=== Task objective ===
Show all lines holding "NUMBERS".

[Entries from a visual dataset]
··········
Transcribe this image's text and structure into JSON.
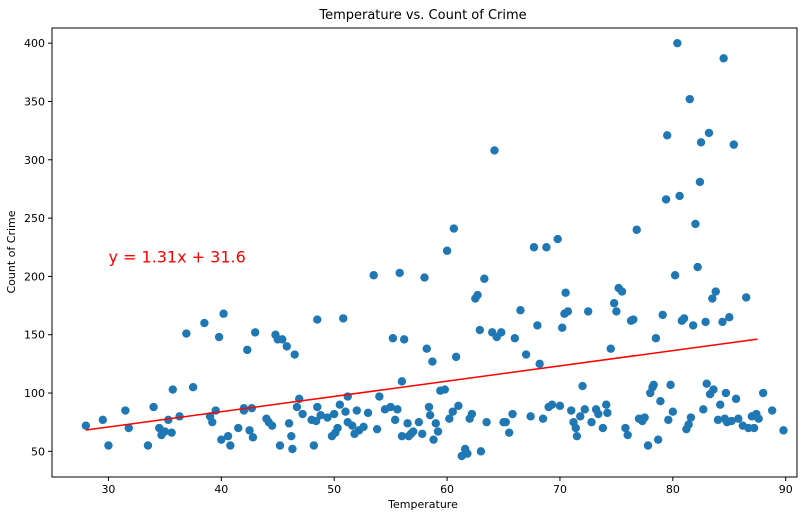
{
  "chart_data": {
    "type": "scatter",
    "title": "Temperature vs. Count of Crime",
    "xlabel": "Temperature",
    "ylabel": "Count of Crime",
    "xlim": [
      25,
      91
    ],
    "ylim": [
      28,
      413
    ],
    "xticks": [
      30,
      40,
      50,
      60,
      70,
      80,
      90
    ],
    "yticks": [
      50,
      100,
      150,
      200,
      250,
      300,
      350,
      400
    ],
    "grid": false,
    "legend": "none",
    "point_color": "#1f77b4",
    "line_color": "#ff0000",
    "regression": {
      "slope": 1.31,
      "intercept": 31.6,
      "x_range": [
        28,
        87.5
      ],
      "label": "y = 1.31x + 31.6",
      "label_position": [
        30,
        210
      ]
    },
    "points": [
      [
        28,
        72
      ],
      [
        29.5,
        77
      ],
      [
        30,
        55
      ],
      [
        31.5,
        85
      ],
      [
        31.8,
        70
      ],
      [
        33.5,
        55
      ],
      [
        34,
        88
      ],
      [
        34.5,
        70
      ],
      [
        34.7,
        64
      ],
      [
        35,
        67
      ],
      [
        35.3,
        77
      ],
      [
        35.6,
        66
      ],
      [
        35.7,
        103
      ],
      [
        36.3,
        80
      ],
      [
        36.9,
        151
      ],
      [
        37.5,
        105
      ],
      [
        38.5,
        160
      ],
      [
        39,
        80
      ],
      [
        39.2,
        75
      ],
      [
        39.5,
        85
      ],
      [
        39.8,
        148
      ],
      [
        40,
        60
      ],
      [
        40.2,
        168
      ],
      [
        40.6,
        63
      ],
      [
        40.8,
        55
      ],
      [
        41.5,
        70
      ],
      [
        42,
        87
      ],
      [
        42,
        85
      ],
      [
        42.3,
        137
      ],
      [
        42.5,
        68
      ],
      [
        42.7,
        87
      ],
      [
        42.8,
        62
      ],
      [
        43,
        152
      ],
      [
        44,
        78
      ],
      [
        44.2,
        75
      ],
      [
        44.5,
        72
      ],
      [
        44.8,
        150
      ],
      [
        45,
        146
      ],
      [
        45.2,
        55
      ],
      [
        45.4,
        146
      ],
      [
        45.8,
        140
      ],
      [
        46,
        74
      ],
      [
        46.2,
        63
      ],
      [
        46.3,
        52
      ],
      [
        46.5,
        133
      ],
      [
        46.7,
        88
      ],
      [
        46.9,
        95
      ],
      [
        47.2,
        82
      ],
      [
        48,
        77
      ],
      [
        48.2,
        55
      ],
      [
        48.4,
        76
      ],
      [
        48.5,
        88
      ],
      [
        48.5,
        163
      ],
      [
        48.8,
        81
      ],
      [
        49.4,
        79
      ],
      [
        49.8,
        63
      ],
      [
        50,
        82
      ],
      [
        50.1,
        66
      ],
      [
        50.3,
        70
      ],
      [
        50.5,
        90
      ],
      [
        50.8,
        164
      ],
      [
        51,
        84
      ],
      [
        51.2,
        97
      ],
      [
        51.2,
        75
      ],
      [
        51.6,
        72
      ],
      [
        51.8,
        65
      ],
      [
        52,
        85
      ],
      [
        52.2,
        68
      ],
      [
        52.6,
        71
      ],
      [
        53,
        83
      ],
      [
        53.5,
        201
      ],
      [
        53.8,
        69
      ],
      [
        54,
        97
      ],
      [
        54.5,
        86
      ],
      [
        55,
        88
      ],
      [
        55.2,
        147
      ],
      [
        55.4,
        77
      ],
      [
        55.6,
        86
      ],
      [
        55.8,
        203
      ],
      [
        56,
        63
      ],
      [
        56,
        110
      ],
      [
        56.2,
        146
      ],
      [
        56.5,
        74
      ],
      [
        56.6,
        63
      ],
      [
        56.8,
        65
      ],
      [
        57,
        67
      ],
      [
        57.5,
        75
      ],
      [
        57.8,
        65
      ],
      [
        58,
        199
      ],
      [
        58.2,
        138
      ],
      [
        58.4,
        88
      ],
      [
        58.5,
        81
      ],
      [
        58.7,
        127
      ],
      [
        58.8,
        60
      ],
      [
        59,
        74
      ],
      [
        59.2,
        67
      ],
      [
        59.4,
        102
      ],
      [
        59.8,
        103
      ],
      [
        60,
        222
      ],
      [
        60.2,
        78
      ],
      [
        60.5,
        84
      ],
      [
        60.6,
        241
      ],
      [
        60.8,
        131
      ],
      [
        61,
        89
      ],
      [
        61.3,
        46
      ],
      [
        61.6,
        52
      ],
      [
        61.8,
        48
      ],
      [
        62,
        78
      ],
      [
        62.2,
        82
      ],
      [
        62.5,
        181
      ],
      [
        62.7,
        184
      ],
      [
        62.9,
        154
      ],
      [
        63,
        50
      ],
      [
        63.3,
        198
      ],
      [
        63.5,
        75
      ],
      [
        64,
        152
      ],
      [
        64.2,
        308
      ],
      [
        64.4,
        148
      ],
      [
        64.8,
        152
      ],
      [
        65,
        75
      ],
      [
        65.2,
        75
      ],
      [
        65.5,
        66
      ],
      [
        65.8,
        82
      ],
      [
        66,
        147
      ],
      [
        66.5,
        171
      ],
      [
        67,
        133
      ],
      [
        67.4,
        80
      ],
      [
        67.7,
        225
      ],
      [
        68,
        158
      ],
      [
        68.2,
        125
      ],
      [
        68.5,
        78
      ],
      [
        68.8,
        225
      ],
      [
        69,
        88
      ],
      [
        69.3,
        90
      ],
      [
        69.8,
        232
      ],
      [
        70,
        89
      ],
      [
        70.2,
        156
      ],
      [
        70.4,
        168
      ],
      [
        70.5,
        186
      ],
      [
        70.7,
        170
      ],
      [
        71,
        85
      ],
      [
        71.2,
        75
      ],
      [
        71.4,
        70
      ],
      [
        71.5,
        63
      ],
      [
        71.8,
        80
      ],
      [
        72,
        106
      ],
      [
        72.2,
        86
      ],
      [
        72.5,
        170
      ],
      [
        72.8,
        75
      ],
      [
        73.2,
        86
      ],
      [
        73.4,
        82
      ],
      [
        73.8,
        70
      ],
      [
        74.1,
        90
      ],
      [
        74.2,
        83
      ],
      [
        74.5,
        138
      ],
      [
        74.8,
        177
      ],
      [
        75,
        170
      ],
      [
        75.2,
        190
      ],
      [
        75.5,
        187
      ],
      [
        75.8,
        70
      ],
      [
        76,
        64
      ],
      [
        76.3,
        162
      ],
      [
        76.5,
        163
      ],
      [
        76.8,
        240
      ],
      [
        77,
        78
      ],
      [
        77.3,
        76
      ],
      [
        77.5,
        79
      ],
      [
        77.8,
        55
      ],
      [
        78,
        100
      ],
      [
        78.2,
        105
      ],
      [
        78.3,
        107
      ],
      [
        78.5,
        147
      ],
      [
        78.7,
        60
      ],
      [
        78.9,
        93
      ],
      [
        79.1,
        167
      ],
      [
        79.4,
        266
      ],
      [
        79.5,
        321
      ],
      [
        79.6,
        77
      ],
      [
        79.8,
        107
      ],
      [
        80,
        84
      ],
      [
        80.2,
        201
      ],
      [
        80.4,
        400
      ],
      [
        80.6,
        269
      ],
      [
        80.8,
        162
      ],
      [
        81,
        164
      ],
      [
        81.2,
        69
      ],
      [
        81.4,
        73
      ],
      [
        81.5,
        352
      ],
      [
        81.6,
        79
      ],
      [
        81.8,
        158
      ],
      [
        82,
        245
      ],
      [
        82.2,
        208
      ],
      [
        82.4,
        281
      ],
      [
        82.5,
        315
      ],
      [
        82.7,
        86
      ],
      [
        82.9,
        161
      ],
      [
        83,
        108
      ],
      [
        83.2,
        323
      ],
      [
        83.3,
        99
      ],
      [
        83.5,
        181
      ],
      [
        83.6,
        103
      ],
      [
        83.8,
        187
      ],
      [
        84,
        77
      ],
      [
        84.2,
        90
      ],
      [
        84.4,
        161
      ],
      [
        84.5,
        387
      ],
      [
        84.6,
        78
      ],
      [
        84.7,
        100
      ],
      [
        84.8,
        75
      ],
      [
        85,
        165
      ],
      [
        85.2,
        76
      ],
      [
        85.4,
        313
      ],
      [
        85.6,
        95
      ],
      [
        85.8,
        78
      ],
      [
        86.2,
        72
      ],
      [
        86.5,
        182
      ],
      [
        86.7,
        70
      ],
      [
        87,
        80
      ],
      [
        87.2,
        70
      ],
      [
        87.4,
        82
      ],
      [
        87.6,
        78
      ],
      [
        88,
        100
      ],
      [
        88.8,
        85
      ],
      [
        89.8,
        68
      ]
    ]
  }
}
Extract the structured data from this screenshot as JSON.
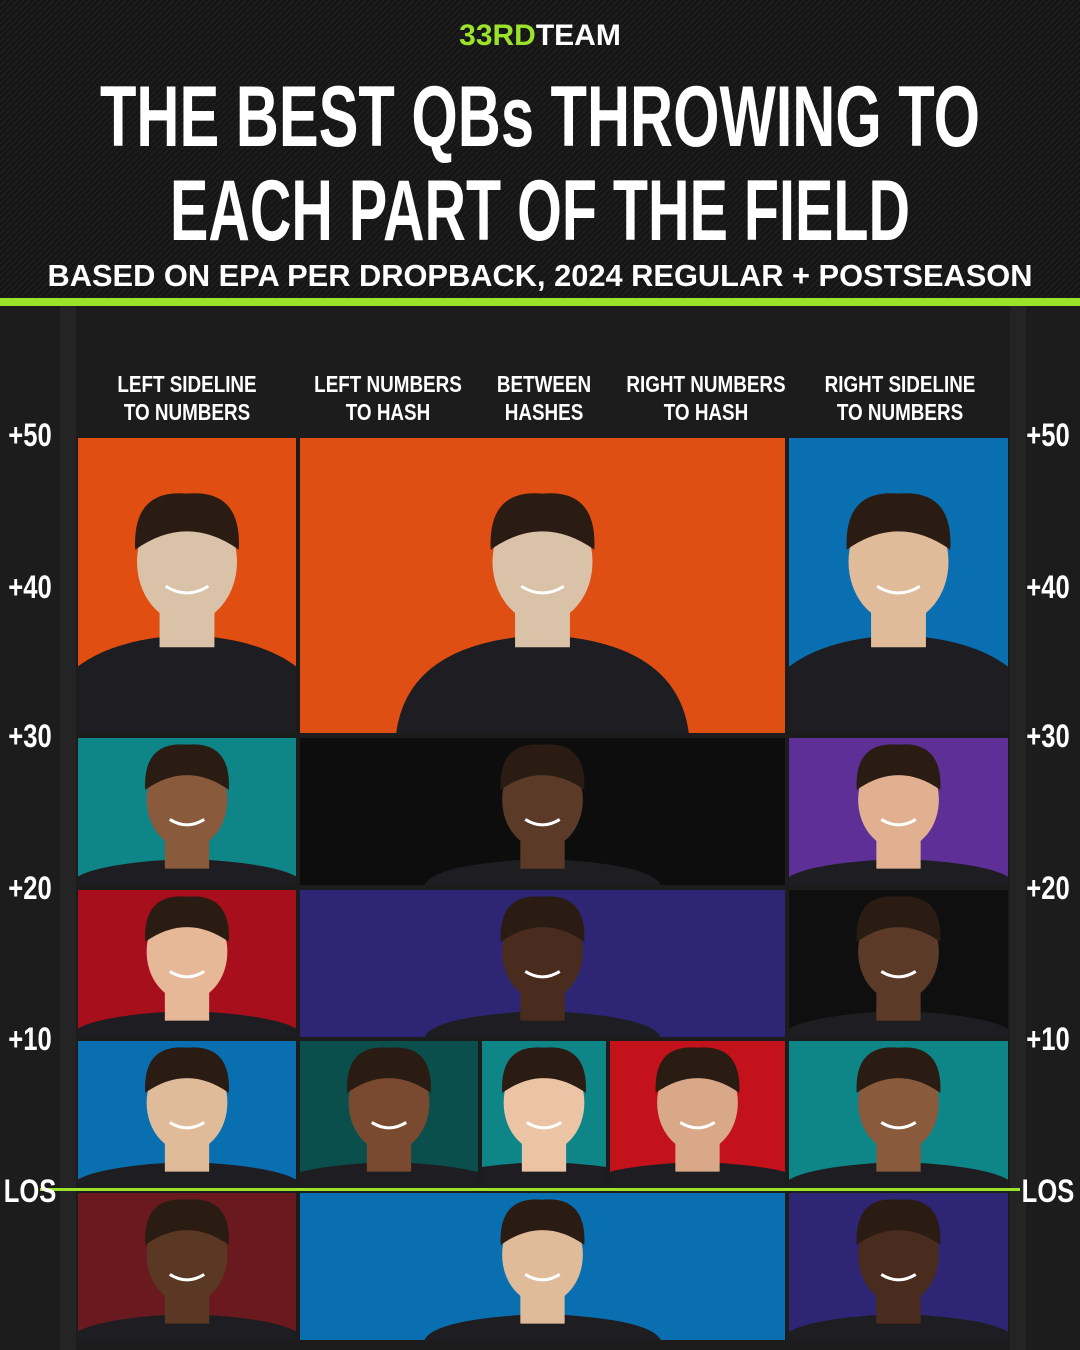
{
  "header": {
    "brand_accent": "33RD",
    "brand": "TEAM",
    "title_lines": [
      "THE BEST QBs THROWING TO",
      "EACH PART OF THE FIELD"
    ],
    "subtitle": "BASED ON EPA PER DROPBACK, 2024 REGULAR + POSTSEASON"
  },
  "columns": [
    [
      "LEFT SIDELINE",
      "TO NUMBERS"
    ],
    [
      "LEFT NUMBERS",
      "TO HASH"
    ],
    [
      "BETWEEN",
      "HASHES"
    ],
    [
      "RIGHT NUMBERS",
      "TO HASH"
    ],
    [
      "RIGHT SIDELINE",
      "TO NUMBERS"
    ]
  ],
  "yard_lines": [
    "+50",
    "+40",
    "+30",
    "+20",
    "+10",
    "LOS"
  ]
}
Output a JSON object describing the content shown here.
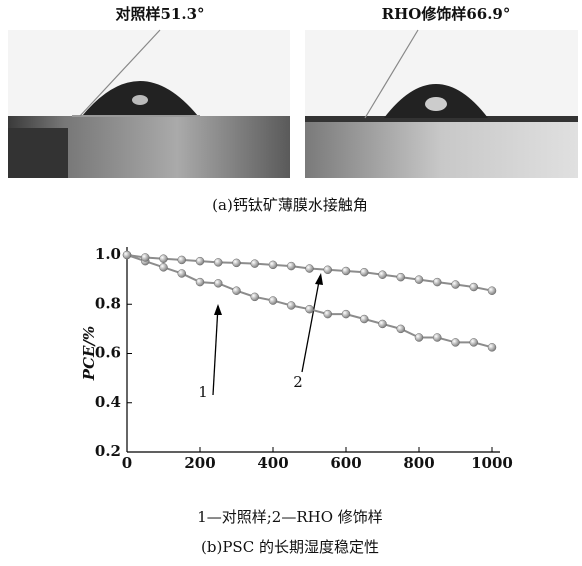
{
  "images": [
    {
      "label": "对照样51.3°"
    },
    {
      "label": "RHO修饰样66.9°"
    }
  ],
  "caption_a": "(a)钙钛矿薄膜水接触角",
  "chart_data": {
    "type": "line",
    "ylabel": "PCE/%",
    "x": [
      0,
      50,
      100,
      150,
      200,
      250,
      300,
      350,
      400,
      450,
      500,
      550,
      600,
      650,
      700,
      750,
      800,
      850,
      900,
      950,
      1000
    ],
    "series": [
      {
        "name": "1",
        "color": "#8c8c8c",
        "values": [
          1.0,
          0.975,
          0.95,
          0.925,
          0.89,
          0.885,
          0.855,
          0.83,
          0.815,
          0.795,
          0.78,
          0.76,
          0.76,
          0.74,
          0.72,
          0.7,
          0.665,
          0.665,
          0.645,
          0.645,
          0.625
        ]
      },
      {
        "name": "2",
        "color": "#8c8c8c",
        "values": [
          1.0,
          0.99,
          0.985,
          0.98,
          0.975,
          0.97,
          0.968,
          0.965,
          0.96,
          0.955,
          0.945,
          0.94,
          0.935,
          0.93,
          0.92,
          0.91,
          0.9,
          0.89,
          0.88,
          0.87,
          0.855
        ]
      }
    ],
    "xlim": [
      0,
      1000
    ],
    "xticks": [
      0,
      200,
      400,
      600,
      800,
      1000
    ],
    "ylim": [
      0.2,
      1.0
    ],
    "yticks": [
      0.2,
      0.4,
      0.6,
      0.8,
      {
        "value": 1.0,
        "label": "1.0"
      }
    ]
  },
  "legend_note": "1—对照样;2—RHO 修饰样",
  "caption_b": "(b)PSC 的长期湿度稳定性"
}
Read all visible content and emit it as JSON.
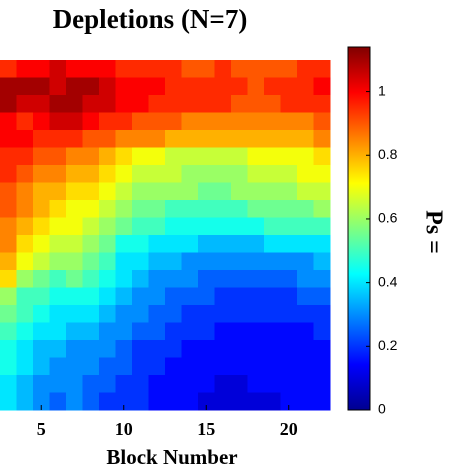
{
  "chart_data": {
    "type": "heatmap",
    "title": "Depletions (N=7)",
    "xlabel": "Block Number",
    "colorbar_label": "Ps =",
    "colormap": "jet",
    "x": [
      3,
      4,
      5,
      6,
      7,
      8,
      9,
      10,
      11,
      12,
      13,
      14,
      15,
      16,
      17,
      18,
      19,
      20,
      21,
      22
    ],
    "xlim": [
      2.5,
      22.5
    ],
    "xticks": [
      5,
      10,
      15,
      20
    ],
    "clim": [
      0,
      1.14
    ],
    "cticks": [
      0,
      0.2,
      0.4,
      0.6,
      0.8,
      1
    ],
    "z": [
      [
        0.95,
        1.0,
        1.0,
        1.05,
        1.0,
        1.0,
        1.0,
        0.95,
        0.95,
        0.95,
        0.95,
        0.9,
        0.9,
        0.95,
        0.9,
        0.9,
        0.9,
        0.9,
        0.95,
        0.95
      ],
      [
        1.1,
        1.1,
        1.1,
        1.05,
        1.1,
        1.1,
        1.05,
        1.0,
        1.0,
        1.0,
        0.95,
        0.95,
        0.95,
        0.95,
        0.95,
        0.9,
        0.95,
        0.95,
        0.95,
        1.0
      ],
      [
        1.1,
        1.05,
        1.05,
        1.1,
        1.1,
        1.05,
        1.05,
        1.0,
        1.0,
        0.95,
        0.95,
        0.95,
        0.95,
        0.95,
        0.9,
        0.9,
        0.9,
        0.95,
        0.95,
        0.95
      ],
      [
        1.0,
        0.95,
        1.0,
        1.05,
        1.05,
        1.0,
        0.95,
        0.95,
        0.9,
        0.9,
        0.9,
        0.85,
        0.85,
        0.85,
        0.85,
        0.85,
        0.85,
        0.85,
        0.85,
        0.9
      ],
      [
        1.0,
        1.0,
        0.95,
        0.95,
        0.95,
        0.9,
        0.9,
        0.85,
        0.85,
        0.85,
        0.8,
        0.8,
        0.8,
        0.8,
        0.8,
        0.8,
        0.8,
        0.8,
        0.8,
        0.85
      ],
      [
        0.95,
        0.95,
        0.9,
        0.9,
        0.85,
        0.85,
        0.8,
        0.75,
        0.7,
        0.7,
        0.65,
        0.65,
        0.65,
        0.65,
        0.65,
        0.7,
        0.7,
        0.7,
        0.7,
        0.75
      ],
      [
        0.95,
        0.9,
        0.85,
        0.85,
        0.8,
        0.8,
        0.75,
        0.7,
        0.65,
        0.65,
        0.65,
        0.6,
        0.6,
        0.6,
        0.6,
        0.65,
        0.65,
        0.65,
        0.7,
        0.7
      ],
      [
        0.9,
        0.85,
        0.8,
        0.8,
        0.75,
        0.75,
        0.7,
        0.65,
        0.6,
        0.6,
        0.6,
        0.6,
        0.55,
        0.55,
        0.6,
        0.6,
        0.6,
        0.6,
        0.65,
        0.65
      ],
      [
        0.9,
        0.85,
        0.8,
        0.75,
        0.7,
        0.7,
        0.65,
        0.6,
        0.55,
        0.55,
        0.5,
        0.5,
        0.5,
        0.5,
        0.5,
        0.55,
        0.55,
        0.55,
        0.55,
        0.6
      ],
      [
        0.85,
        0.8,
        0.75,
        0.7,
        0.7,
        0.65,
        0.6,
        0.55,
        0.5,
        0.5,
        0.45,
        0.45,
        0.45,
        0.45,
        0.45,
        0.45,
        0.5,
        0.5,
        0.5,
        0.5
      ],
      [
        0.85,
        0.75,
        0.7,
        0.65,
        0.65,
        0.6,
        0.55,
        0.45,
        0.45,
        0.4,
        0.4,
        0.4,
        0.35,
        0.35,
        0.35,
        0.35,
        0.4,
        0.4,
        0.4,
        0.4
      ],
      [
        0.8,
        0.7,
        0.65,
        0.6,
        0.6,
        0.55,
        0.5,
        0.4,
        0.4,
        0.35,
        0.35,
        0.3,
        0.3,
        0.3,
        0.3,
        0.3,
        0.3,
        0.3,
        0.3,
        0.35
      ],
      [
        0.75,
        0.6,
        0.55,
        0.5,
        0.55,
        0.5,
        0.45,
        0.4,
        0.35,
        0.3,
        0.3,
        0.3,
        0.25,
        0.25,
        0.25,
        0.25,
        0.25,
        0.25,
        0.3,
        0.3
      ],
      [
        0.6,
        0.5,
        0.5,
        0.45,
        0.45,
        0.45,
        0.4,
        0.35,
        0.3,
        0.3,
        0.25,
        0.25,
        0.25,
        0.2,
        0.2,
        0.2,
        0.2,
        0.2,
        0.25,
        0.25
      ],
      [
        0.55,
        0.5,
        0.45,
        0.4,
        0.4,
        0.4,
        0.35,
        0.3,
        0.3,
        0.25,
        0.25,
        0.2,
        0.2,
        0.2,
        0.2,
        0.2,
        0.2,
        0.2,
        0.2,
        0.2
      ],
      [
        0.5,
        0.45,
        0.4,
        0.4,
        0.35,
        0.35,
        0.3,
        0.3,
        0.25,
        0.25,
        0.2,
        0.2,
        0.2,
        0.15,
        0.15,
        0.15,
        0.15,
        0.15,
        0.15,
        0.2
      ],
      [
        0.45,
        0.4,
        0.35,
        0.35,
        0.3,
        0.3,
        0.3,
        0.25,
        0.2,
        0.2,
        0.2,
        0.15,
        0.15,
        0.15,
        0.15,
        0.15,
        0.15,
        0.15,
        0.15,
        0.15
      ],
      [
        0.45,
        0.4,
        0.35,
        0.3,
        0.3,
        0.3,
        0.25,
        0.25,
        0.2,
        0.2,
        0.15,
        0.15,
        0.15,
        0.15,
        0.15,
        0.15,
        0.15,
        0.15,
        0.15,
        0.15
      ],
      [
        0.4,
        0.35,
        0.3,
        0.3,
        0.3,
        0.25,
        0.25,
        0.2,
        0.2,
        0.15,
        0.15,
        0.15,
        0.15,
        0.1,
        0.1,
        0.15,
        0.15,
        0.15,
        0.15,
        0.15
      ],
      [
        0.4,
        0.35,
        0.3,
        0.25,
        0.3,
        0.25,
        0.2,
        0.2,
        0.2,
        0.15,
        0.15,
        0.15,
        0.1,
        0.1,
        0.1,
        0.1,
        0.1,
        0.15,
        0.15,
        0.15
      ]
    ]
  }
}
··········
=== Completed task ===
      "TO NUMBERS"
      "LEFT NUMBERS",
      "RIGHT NUMBERS",
      "TO NUMBERS"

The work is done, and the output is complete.